Look over the lines below. Report each one that includes the string "JSON".

## [RECORDS SUPPLIED]
:::

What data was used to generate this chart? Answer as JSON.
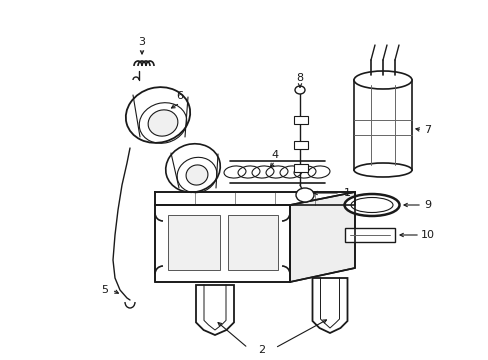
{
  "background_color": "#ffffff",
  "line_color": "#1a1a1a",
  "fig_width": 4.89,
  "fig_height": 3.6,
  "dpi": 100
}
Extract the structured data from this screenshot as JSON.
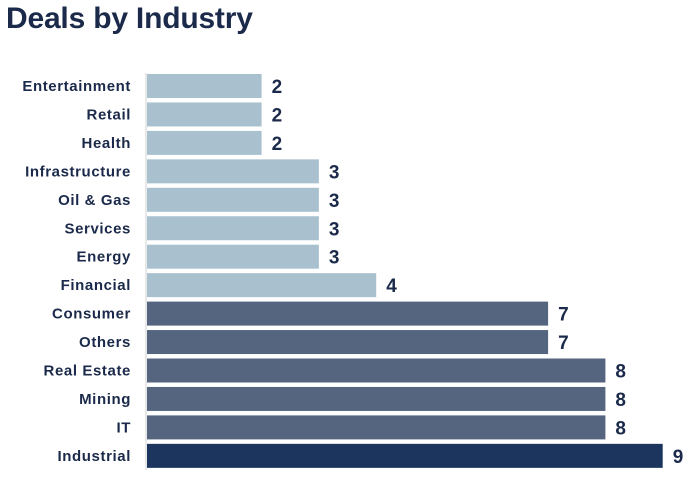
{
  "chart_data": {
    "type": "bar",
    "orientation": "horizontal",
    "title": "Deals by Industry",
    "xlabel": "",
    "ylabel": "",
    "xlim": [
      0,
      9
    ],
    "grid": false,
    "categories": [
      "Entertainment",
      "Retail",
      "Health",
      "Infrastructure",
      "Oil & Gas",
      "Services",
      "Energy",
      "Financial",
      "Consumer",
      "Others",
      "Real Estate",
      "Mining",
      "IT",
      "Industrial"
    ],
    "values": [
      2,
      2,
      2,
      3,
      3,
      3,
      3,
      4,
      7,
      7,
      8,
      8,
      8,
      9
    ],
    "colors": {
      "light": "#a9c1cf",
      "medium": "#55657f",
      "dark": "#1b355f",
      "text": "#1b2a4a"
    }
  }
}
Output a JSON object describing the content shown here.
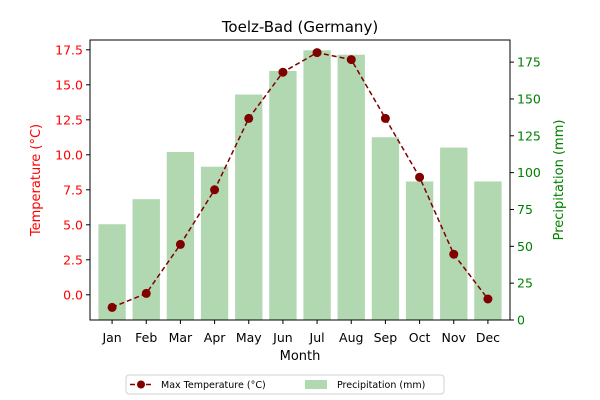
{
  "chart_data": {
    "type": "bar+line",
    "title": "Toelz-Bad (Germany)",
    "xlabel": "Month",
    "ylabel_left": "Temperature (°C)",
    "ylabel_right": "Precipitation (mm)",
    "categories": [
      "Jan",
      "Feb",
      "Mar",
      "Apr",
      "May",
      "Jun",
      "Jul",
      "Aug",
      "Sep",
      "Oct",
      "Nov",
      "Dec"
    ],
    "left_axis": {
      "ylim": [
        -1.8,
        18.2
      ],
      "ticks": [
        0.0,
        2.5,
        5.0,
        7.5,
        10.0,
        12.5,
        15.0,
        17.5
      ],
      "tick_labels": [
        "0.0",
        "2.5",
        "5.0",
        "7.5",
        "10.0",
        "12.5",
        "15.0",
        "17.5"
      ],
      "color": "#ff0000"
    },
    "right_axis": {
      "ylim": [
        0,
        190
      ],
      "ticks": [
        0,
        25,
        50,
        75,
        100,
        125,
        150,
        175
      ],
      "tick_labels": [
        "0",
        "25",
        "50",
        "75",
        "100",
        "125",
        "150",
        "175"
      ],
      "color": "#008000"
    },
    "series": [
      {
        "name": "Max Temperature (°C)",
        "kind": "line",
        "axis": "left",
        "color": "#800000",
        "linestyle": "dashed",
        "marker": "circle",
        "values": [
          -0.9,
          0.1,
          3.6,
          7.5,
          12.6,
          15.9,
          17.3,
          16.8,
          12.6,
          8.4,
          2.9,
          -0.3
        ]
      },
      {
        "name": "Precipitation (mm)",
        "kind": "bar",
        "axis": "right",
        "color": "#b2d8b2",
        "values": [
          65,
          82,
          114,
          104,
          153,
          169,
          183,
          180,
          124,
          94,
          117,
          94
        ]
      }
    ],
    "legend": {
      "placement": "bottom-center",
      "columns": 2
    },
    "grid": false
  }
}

:::

## [CORRECT RESULT]
What data was used to generate this chart? Answer as JSON.
Extract the structured data from this screenshot as JSON.
Output a JSON object describing the content shown here.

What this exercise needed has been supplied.